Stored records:
========================================================================
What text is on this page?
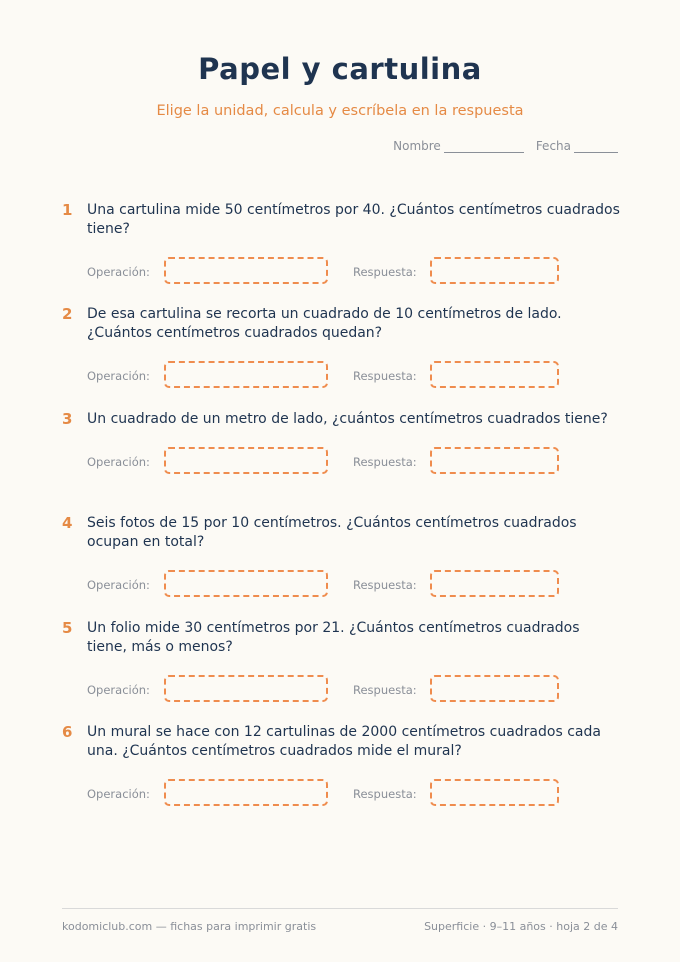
Papel y cartulina
Elige la unidad, calcula y escríbela en la respuesta
Nombre	Fecha
1	Una cartulina mide 50 centímetros por 40. ¿Cuántos centímetros cuadrados tiene?
Operación:	Respuesta:
2	De esa cartulina se recorta un cuadrado de 10 centímetros de lado. ¿Cuántos centímetros cuadrados quedan?
Operación:	Respuesta:
3	Un cuadrado de un metro de lado, ¿cuántos centímetros cuadrados tiene?
Operación:	Respuesta:
4	Seis fotos de 15 por 10 centímetros. ¿Cuántos centímetros cuadrados ocupan en total?
Operación:	Respuesta:
5	Un folio mide 30 centímetros por 21. ¿Cuántos centímetros cuadrados tiene, más o menos?
Operación:	Respuesta:
6	Un mural se hace con 12 cartulinas de 2000 centímetros cuadrados cada una. ¿Cuántos centímetros cuadrados mide el mural?
Operación:	Respuesta:
kodomiclub.com — fichas para imprimir gratis	Superficie · 9–11 años · hoja 2 de 4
========================================================================
### Task
All lines in the data that contain the word "lado" should be copied.

### Reply to the exercise
2	De esa cartulina se recorta un cuadrado de 10 centímetros de lado. ¿Cuántos centímetros cuadrados quedan?
3	Un cuadrado de un metro de lado, ¿cuántos centímetros cuadrados tiene?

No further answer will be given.